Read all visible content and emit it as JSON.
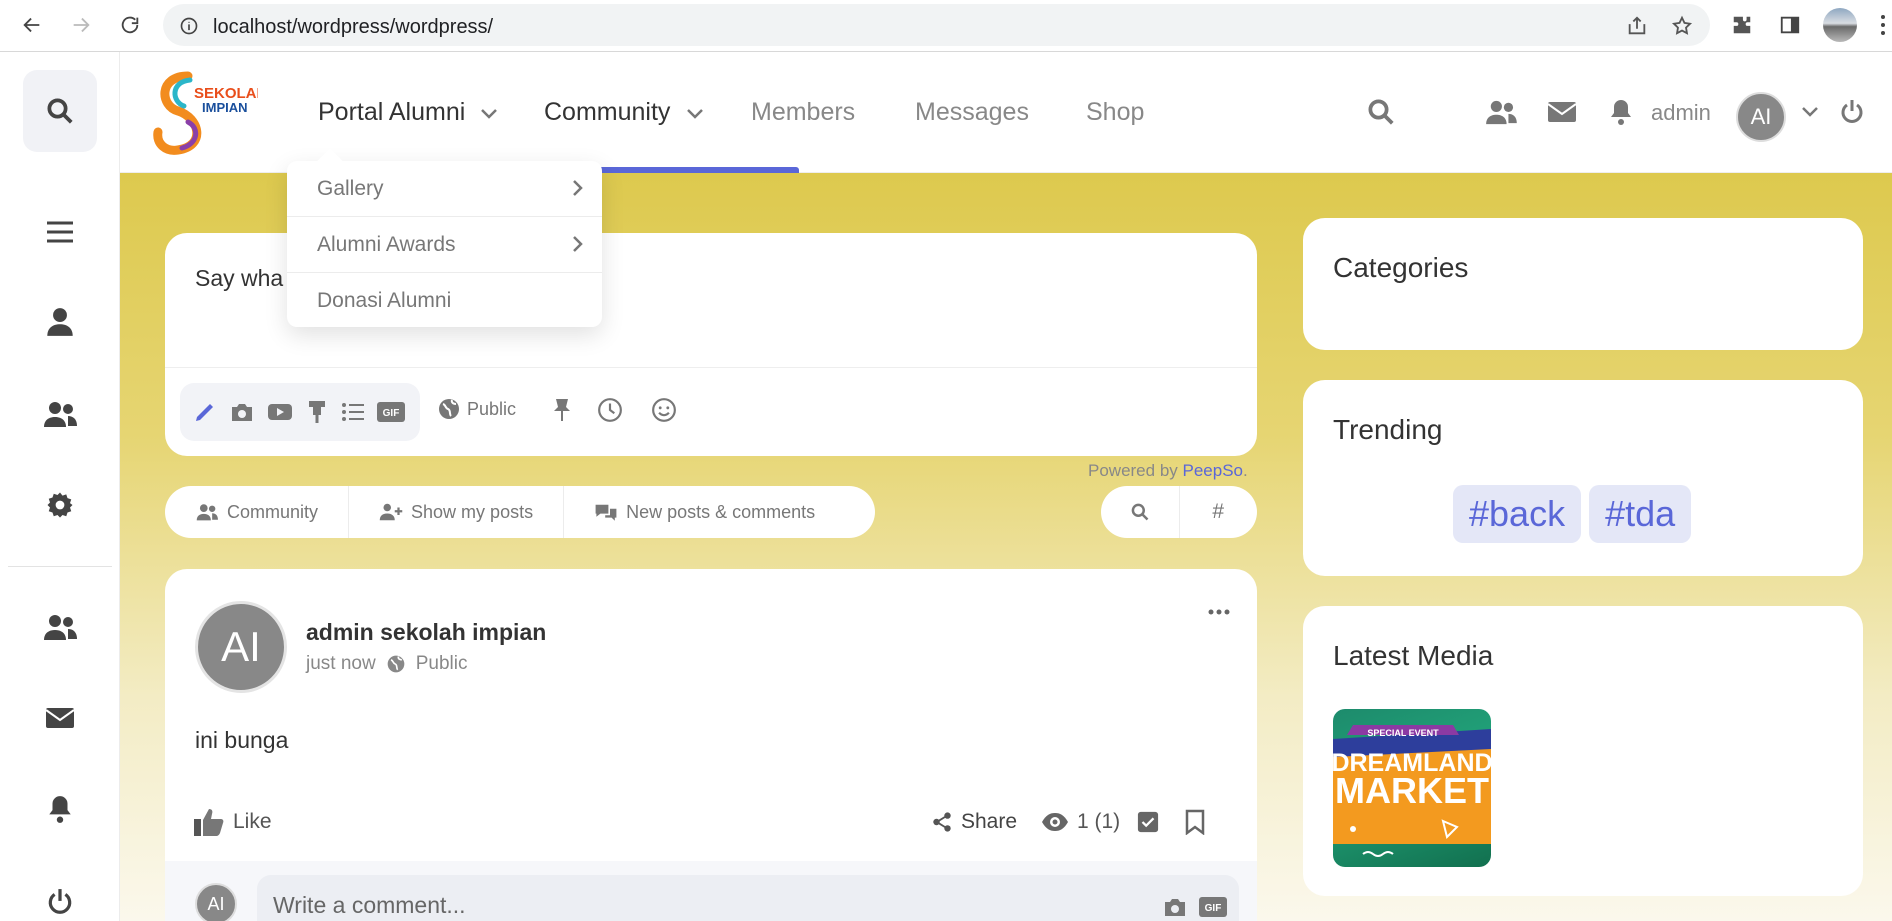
{
  "browser": {
    "url": "localhost/wordpress/wordpress/"
  },
  "logo": {
    "line1": "SEKOLAH",
    "line2": "IMPIAN"
  },
  "nav": {
    "items": [
      {
        "label": "Portal Alumni"
      },
      {
        "label": "Community"
      },
      {
        "label": "Members"
      },
      {
        "label": "Messages"
      },
      {
        "label": "Shop"
      }
    ],
    "user_name": "admin",
    "user_initials": "AI"
  },
  "dropdown": {
    "items": [
      {
        "label": "Gallery"
      },
      {
        "label": "Alumni Awards"
      },
      {
        "label": "Donasi Alumni"
      }
    ]
  },
  "postbox": {
    "placeholder": "Say wha",
    "privacy": "Public",
    "gif": "GIF",
    "powered_prefix": "Powered by",
    "powered_link": "PeepSo",
    "powered_suffix": "."
  },
  "filters": {
    "items": [
      {
        "label": "Community"
      },
      {
        "label": "Show my posts"
      },
      {
        "label": "New posts & comments"
      }
    ],
    "hashtag": "#"
  },
  "post": {
    "avatar_initials": "AI",
    "author": "admin sekolah impian",
    "time": "just now",
    "privacy": "Public",
    "body": "ini bunga",
    "like_label": "Like",
    "share_label": "Share",
    "views": "1 (1)",
    "comment_placeholder": "Write a comment...",
    "comment_avatar": "AI",
    "comment_gif": "GIF"
  },
  "widgets": {
    "categories_title": "Categories",
    "trending_title": "Trending",
    "trending_tags": [
      "#back",
      "#tda"
    ],
    "latest_media_title": "Latest Media",
    "media_text": {
      "tag": "SPECIAL EVENT",
      "line1": "DREAMLAND",
      "line2": "MARKET"
    }
  },
  "colors": {
    "accent": "#5a67d8",
    "background_gold": "#ddc94e"
  }
}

=====

_Exercise details_
Which lines include the word "admin"? Copy every one of them.

_The output_
    "user_name": "admin",
    "author": "admin sekolah impian",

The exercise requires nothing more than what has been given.